◆ **Text extract**
— Begin —
Talks between the Minister, Cathedral representatives, Church of Scotland legal advisers and Historic Scotland are on going regarding the future funding of the care and maintenance of the Cathedral’s fabric. Historic Scotland have let it be known that their proposal to introduce entry charges is indefinitely postponed pending satisfactory funding alternatives being agreed.
Meanwhile the online and paper petition, which had gathered nearly 5,000 signatures, has been closed and presented. It is currently with the Parliament Petitions Office and MPs and MSPs are aware of its content. Many have expressed their support for our opposition to admission charges and are making their views known to the Cabinet Secretary for Culture and to Historic Scotland. Thus pressure is being maintained without jeopardizing positive outcomes from the discussions of other ways of raising the necessary revenue.
— End —
(Dataset items)
— Begin —
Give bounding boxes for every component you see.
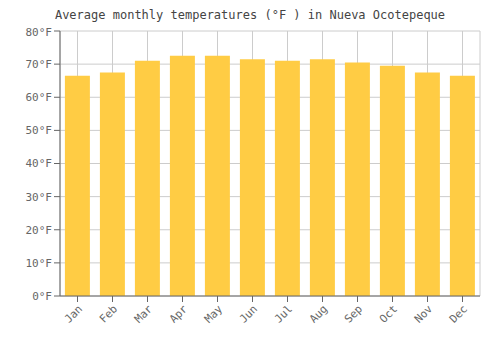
svg-text:70°F: 70°F [26,58,53,71]
svg-text:60°F: 60°F [26,91,53,104]
svg-text:20°F: 20°F [26,224,53,237]
svg-text:40°F: 40°F [26,157,53,170]
svg-text:Feb: Feb [97,302,120,325]
svg-text:Nov: Nov [412,302,436,326]
svg-text:80°F: 80°F [26,26,53,39]
svg-text:0°F: 0°F [32,290,52,303]
svg-text:May: May [202,302,226,326]
svg-text:Jan: Jan [62,302,85,325]
svg-text:Oct: Oct [377,302,400,325]
svg-text:Jun: Jun [237,302,260,325]
html-text:Average monthly temperatures (: Average monthly temperatures (°F ) in Nu… [54,8,446,22]
svg-text:30°F: 30°F [26,191,53,204]
svg-text:10°F: 10°F [26,257,53,270]
svg-text:Sep: Sep [342,302,365,325]
svg-text:Jul: Jul [272,302,295,325]
svg-text:Aug: Aug [307,302,330,325]
svg-text:Dec: Dec [447,302,470,325]
svg-text:Apr: Apr [167,302,191,326]
svg-text:50°F: 50°F [26,124,53,137]
svg-text:Mar: Mar [132,302,156,326]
— End —
◆ **Given request**
Quote the text on Cathedral entry charges word for word, from "Talks between the" to "alternatives being agreed.". Use only the text on Cathedral entry charges, without drawing on the items.

◆ **Complete response**
Talks between the Minister, Cathedral representatives, Church of Scotland legal advisers and Historic Scotland are on going regarding the future funding of the care and maintenance of the Cathedral’s fabric. Historic Scotland have let it be known that their proposal to introduce entry charges is indefinitely postponed pending satisfactory funding alternatives being agreed.